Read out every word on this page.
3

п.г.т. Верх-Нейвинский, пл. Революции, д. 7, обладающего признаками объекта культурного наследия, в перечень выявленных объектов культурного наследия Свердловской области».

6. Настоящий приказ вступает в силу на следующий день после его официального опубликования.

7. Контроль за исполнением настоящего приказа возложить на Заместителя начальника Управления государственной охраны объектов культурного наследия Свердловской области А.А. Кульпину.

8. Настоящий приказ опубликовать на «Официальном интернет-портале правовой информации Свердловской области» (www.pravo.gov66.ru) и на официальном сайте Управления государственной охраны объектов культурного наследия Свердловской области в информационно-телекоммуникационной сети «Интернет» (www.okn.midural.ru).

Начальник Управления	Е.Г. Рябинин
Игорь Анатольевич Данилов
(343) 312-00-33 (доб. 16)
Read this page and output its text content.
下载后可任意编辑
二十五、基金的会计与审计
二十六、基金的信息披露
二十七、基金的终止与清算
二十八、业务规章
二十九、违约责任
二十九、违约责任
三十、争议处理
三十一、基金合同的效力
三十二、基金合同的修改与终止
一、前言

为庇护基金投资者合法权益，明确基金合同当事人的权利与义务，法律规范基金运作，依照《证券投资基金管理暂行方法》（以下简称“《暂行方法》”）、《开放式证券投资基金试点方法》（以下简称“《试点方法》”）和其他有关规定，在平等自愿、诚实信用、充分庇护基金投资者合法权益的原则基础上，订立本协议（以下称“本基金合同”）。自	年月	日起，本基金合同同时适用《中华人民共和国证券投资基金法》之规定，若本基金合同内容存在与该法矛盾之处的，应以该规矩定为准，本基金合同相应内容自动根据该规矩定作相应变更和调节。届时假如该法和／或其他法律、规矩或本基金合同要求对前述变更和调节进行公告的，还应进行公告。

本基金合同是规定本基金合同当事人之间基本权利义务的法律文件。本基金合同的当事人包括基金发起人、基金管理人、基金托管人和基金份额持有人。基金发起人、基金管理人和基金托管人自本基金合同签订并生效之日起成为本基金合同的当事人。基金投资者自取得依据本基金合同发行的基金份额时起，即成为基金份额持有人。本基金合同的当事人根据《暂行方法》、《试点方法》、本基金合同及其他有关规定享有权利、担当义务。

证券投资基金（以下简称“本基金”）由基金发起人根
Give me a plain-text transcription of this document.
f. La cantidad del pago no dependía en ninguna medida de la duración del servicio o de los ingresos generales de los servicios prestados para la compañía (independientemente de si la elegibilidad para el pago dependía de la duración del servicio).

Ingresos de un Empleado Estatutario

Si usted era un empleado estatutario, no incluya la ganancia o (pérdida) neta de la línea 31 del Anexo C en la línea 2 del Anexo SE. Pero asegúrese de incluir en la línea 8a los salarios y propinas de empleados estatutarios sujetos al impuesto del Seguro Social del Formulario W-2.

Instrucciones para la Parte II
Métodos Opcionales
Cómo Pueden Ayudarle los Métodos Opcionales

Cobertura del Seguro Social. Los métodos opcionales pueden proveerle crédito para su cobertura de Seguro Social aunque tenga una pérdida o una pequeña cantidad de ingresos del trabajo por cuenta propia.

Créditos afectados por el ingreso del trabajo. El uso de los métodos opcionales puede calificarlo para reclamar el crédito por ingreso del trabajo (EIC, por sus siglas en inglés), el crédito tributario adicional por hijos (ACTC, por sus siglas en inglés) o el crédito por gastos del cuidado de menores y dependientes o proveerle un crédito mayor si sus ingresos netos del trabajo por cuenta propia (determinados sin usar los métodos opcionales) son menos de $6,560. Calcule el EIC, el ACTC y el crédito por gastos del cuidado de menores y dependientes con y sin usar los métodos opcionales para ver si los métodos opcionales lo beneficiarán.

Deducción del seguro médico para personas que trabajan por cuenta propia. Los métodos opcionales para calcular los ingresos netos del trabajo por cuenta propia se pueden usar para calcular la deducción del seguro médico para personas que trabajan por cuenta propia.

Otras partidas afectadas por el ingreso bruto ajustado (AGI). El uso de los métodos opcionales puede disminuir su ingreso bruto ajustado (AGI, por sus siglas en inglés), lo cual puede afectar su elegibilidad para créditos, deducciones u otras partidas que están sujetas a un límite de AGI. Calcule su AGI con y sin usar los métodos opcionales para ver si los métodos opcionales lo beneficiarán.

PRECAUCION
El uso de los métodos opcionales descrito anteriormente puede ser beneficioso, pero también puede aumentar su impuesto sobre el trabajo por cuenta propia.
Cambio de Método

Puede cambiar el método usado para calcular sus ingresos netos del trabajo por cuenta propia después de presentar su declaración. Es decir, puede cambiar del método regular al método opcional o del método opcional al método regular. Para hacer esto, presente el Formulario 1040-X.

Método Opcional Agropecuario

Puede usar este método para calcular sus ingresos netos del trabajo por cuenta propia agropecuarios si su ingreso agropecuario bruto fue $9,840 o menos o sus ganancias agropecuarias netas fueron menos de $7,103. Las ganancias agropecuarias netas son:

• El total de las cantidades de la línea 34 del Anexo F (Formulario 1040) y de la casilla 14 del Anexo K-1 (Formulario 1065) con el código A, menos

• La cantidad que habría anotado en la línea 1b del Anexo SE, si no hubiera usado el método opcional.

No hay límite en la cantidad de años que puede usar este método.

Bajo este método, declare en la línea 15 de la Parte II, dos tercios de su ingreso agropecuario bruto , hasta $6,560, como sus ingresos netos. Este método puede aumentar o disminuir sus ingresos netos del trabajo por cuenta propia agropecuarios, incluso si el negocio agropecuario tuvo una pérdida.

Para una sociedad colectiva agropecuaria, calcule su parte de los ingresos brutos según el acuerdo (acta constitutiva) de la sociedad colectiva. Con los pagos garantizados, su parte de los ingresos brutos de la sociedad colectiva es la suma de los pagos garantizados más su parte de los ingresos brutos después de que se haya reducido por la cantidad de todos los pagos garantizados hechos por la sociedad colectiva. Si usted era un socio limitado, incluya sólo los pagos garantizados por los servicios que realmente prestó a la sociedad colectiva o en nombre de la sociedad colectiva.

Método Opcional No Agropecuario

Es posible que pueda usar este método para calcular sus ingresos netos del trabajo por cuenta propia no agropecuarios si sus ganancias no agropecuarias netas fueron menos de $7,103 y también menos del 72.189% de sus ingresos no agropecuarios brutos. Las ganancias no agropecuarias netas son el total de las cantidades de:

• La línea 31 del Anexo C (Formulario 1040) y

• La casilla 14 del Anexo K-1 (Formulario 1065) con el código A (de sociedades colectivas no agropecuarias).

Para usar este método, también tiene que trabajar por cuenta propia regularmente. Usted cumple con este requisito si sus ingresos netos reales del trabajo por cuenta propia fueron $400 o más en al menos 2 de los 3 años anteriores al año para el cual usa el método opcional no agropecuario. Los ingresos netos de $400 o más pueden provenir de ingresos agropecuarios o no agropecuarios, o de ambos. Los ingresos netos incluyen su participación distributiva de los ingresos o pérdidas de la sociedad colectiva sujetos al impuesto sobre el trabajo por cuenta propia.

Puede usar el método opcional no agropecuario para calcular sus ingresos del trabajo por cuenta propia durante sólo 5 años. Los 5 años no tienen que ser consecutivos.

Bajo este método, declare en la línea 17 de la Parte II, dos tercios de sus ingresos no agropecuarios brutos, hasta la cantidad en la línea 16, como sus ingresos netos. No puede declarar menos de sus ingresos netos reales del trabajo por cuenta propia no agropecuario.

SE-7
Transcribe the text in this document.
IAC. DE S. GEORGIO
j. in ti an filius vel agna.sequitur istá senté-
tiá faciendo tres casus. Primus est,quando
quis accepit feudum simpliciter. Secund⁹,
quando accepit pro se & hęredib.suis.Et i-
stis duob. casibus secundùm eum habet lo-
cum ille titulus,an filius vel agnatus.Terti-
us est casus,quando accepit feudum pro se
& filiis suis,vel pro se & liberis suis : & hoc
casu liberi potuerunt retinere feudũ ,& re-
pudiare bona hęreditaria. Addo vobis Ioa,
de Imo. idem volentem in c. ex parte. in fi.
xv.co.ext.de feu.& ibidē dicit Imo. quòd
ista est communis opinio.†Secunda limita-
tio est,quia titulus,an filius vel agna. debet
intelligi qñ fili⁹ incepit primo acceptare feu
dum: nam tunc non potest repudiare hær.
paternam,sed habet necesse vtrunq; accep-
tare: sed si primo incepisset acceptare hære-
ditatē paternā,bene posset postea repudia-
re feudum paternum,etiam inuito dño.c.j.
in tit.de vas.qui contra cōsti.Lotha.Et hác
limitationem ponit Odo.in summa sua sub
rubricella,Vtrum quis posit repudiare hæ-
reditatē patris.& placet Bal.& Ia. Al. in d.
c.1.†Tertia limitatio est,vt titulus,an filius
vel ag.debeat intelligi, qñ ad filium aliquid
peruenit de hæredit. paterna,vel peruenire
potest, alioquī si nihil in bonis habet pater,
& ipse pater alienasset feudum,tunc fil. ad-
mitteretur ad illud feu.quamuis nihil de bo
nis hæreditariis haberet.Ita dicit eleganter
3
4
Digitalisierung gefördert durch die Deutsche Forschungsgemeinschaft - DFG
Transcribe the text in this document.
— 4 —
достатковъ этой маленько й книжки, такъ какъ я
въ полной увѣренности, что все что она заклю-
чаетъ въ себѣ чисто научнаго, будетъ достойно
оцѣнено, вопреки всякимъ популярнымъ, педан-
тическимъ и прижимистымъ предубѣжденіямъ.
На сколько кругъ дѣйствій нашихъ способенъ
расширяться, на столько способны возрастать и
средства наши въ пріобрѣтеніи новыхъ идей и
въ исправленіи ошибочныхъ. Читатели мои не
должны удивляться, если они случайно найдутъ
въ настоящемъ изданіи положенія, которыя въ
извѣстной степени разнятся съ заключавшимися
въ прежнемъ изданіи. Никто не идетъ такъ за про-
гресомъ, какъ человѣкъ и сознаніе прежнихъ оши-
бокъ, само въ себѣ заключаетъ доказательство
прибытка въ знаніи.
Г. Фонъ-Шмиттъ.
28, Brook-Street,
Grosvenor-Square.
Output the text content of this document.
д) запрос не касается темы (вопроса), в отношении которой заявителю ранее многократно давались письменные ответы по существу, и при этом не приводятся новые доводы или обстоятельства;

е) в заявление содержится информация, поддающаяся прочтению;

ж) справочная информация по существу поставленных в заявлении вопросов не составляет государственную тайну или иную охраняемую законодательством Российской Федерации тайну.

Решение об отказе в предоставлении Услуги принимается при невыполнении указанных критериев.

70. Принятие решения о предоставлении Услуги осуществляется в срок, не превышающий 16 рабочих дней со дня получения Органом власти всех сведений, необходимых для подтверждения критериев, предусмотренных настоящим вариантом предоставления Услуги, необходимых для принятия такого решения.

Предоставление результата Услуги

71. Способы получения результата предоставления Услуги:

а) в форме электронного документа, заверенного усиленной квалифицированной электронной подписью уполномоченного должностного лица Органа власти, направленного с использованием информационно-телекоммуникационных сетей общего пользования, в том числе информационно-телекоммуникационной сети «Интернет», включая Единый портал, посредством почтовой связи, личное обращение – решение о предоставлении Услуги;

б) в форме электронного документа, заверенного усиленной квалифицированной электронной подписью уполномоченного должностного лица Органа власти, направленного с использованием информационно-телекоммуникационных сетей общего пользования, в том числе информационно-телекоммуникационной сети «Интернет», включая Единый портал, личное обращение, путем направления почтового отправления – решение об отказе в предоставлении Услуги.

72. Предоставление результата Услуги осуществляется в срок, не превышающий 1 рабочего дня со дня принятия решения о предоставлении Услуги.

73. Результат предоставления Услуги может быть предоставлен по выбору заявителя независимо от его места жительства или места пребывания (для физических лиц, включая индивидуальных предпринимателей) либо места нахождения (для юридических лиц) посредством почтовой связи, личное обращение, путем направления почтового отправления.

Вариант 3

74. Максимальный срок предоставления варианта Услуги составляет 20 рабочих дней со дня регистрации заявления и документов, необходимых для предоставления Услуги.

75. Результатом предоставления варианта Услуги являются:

····················

* **WORK INSTRUCTIONS**: Pick out the lines above containing the word "suis", then copy them.

* **EXERCISE RESULT**:
quando accepit pro se & hęredib.suis.Et i-
& filiis suis,vel pro se & liberis suis : & hoc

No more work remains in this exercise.